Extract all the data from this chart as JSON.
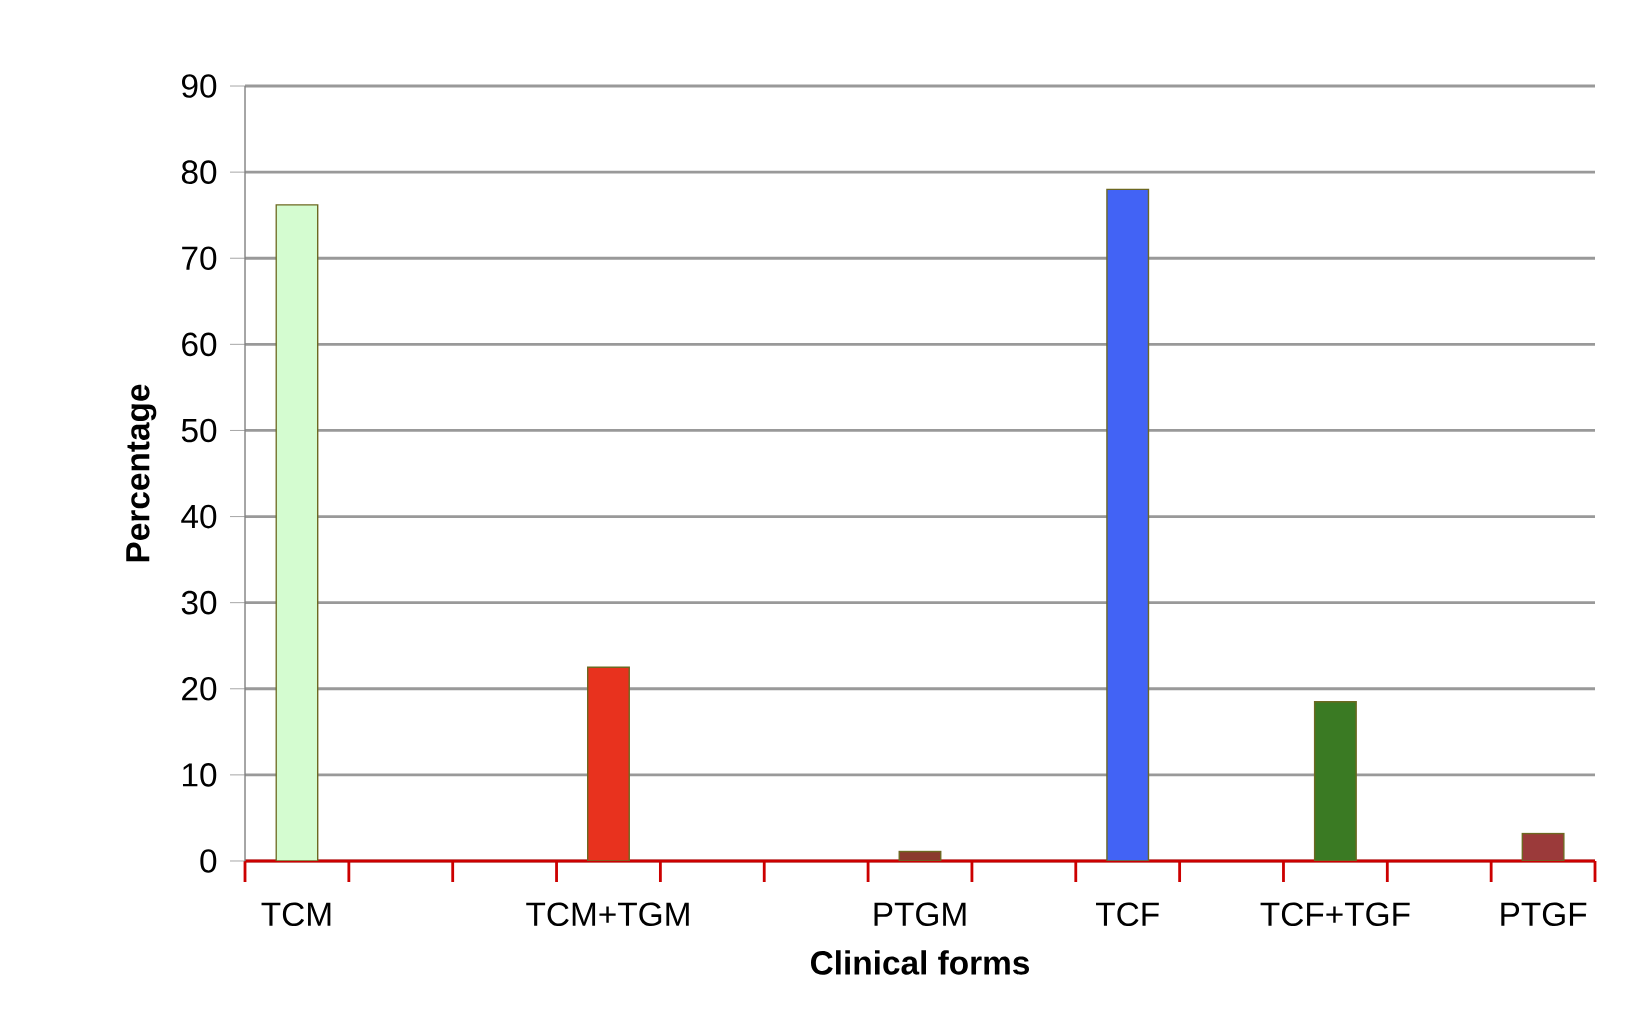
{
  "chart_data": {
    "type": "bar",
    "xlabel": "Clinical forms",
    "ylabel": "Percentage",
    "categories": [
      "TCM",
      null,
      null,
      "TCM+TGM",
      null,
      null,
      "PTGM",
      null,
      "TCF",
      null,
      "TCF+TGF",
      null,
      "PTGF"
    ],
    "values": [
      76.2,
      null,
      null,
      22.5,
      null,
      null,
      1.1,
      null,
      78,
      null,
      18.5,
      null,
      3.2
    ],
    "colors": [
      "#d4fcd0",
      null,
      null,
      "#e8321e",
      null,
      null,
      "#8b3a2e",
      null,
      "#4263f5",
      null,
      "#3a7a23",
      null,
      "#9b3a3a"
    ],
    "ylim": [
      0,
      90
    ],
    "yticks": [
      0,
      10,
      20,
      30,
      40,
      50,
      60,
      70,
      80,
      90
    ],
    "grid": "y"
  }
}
========================================
The request:
Transcribe the full listing character for character. Pictures are excluded.

Response to the exercise:
Extract all the data from this chart as JSON.
{
  "chart_data": {
    "type": "bar",
    "xlabel": "Clinical forms",
    "ylabel": "Percentage",
    "categories": [
      "TCM",
      null,
      null,
      "TCM+TGM",
      null,
      null,
      "PTGM",
      null,
      "TCF",
      null,
      "TCF+TGF",
      null,
      "PTGF"
    ],
    "values": [
      76.2,
      null,
      null,
      22.5,
      null,
      null,
      1.1,
      null,
      78,
      null,
      18.5,
      null,
      3.2
    ],
    "colors": [
      "#d4fcd0",
      null,
      null,
      "#e8321e",
      null,
      null,
      "#8b3a2e",
      null,
      "#4263f5",
      null,
      "#3a7a23",
      null,
      "#9b3a3a"
    ],
    "ylim": [
      0,
      90
    ],
    "yticks": [
      0,
      10,
      20,
      30,
      40,
      50,
      60,
      70,
      80,
      90
    ],
    "grid": "y"
  }
}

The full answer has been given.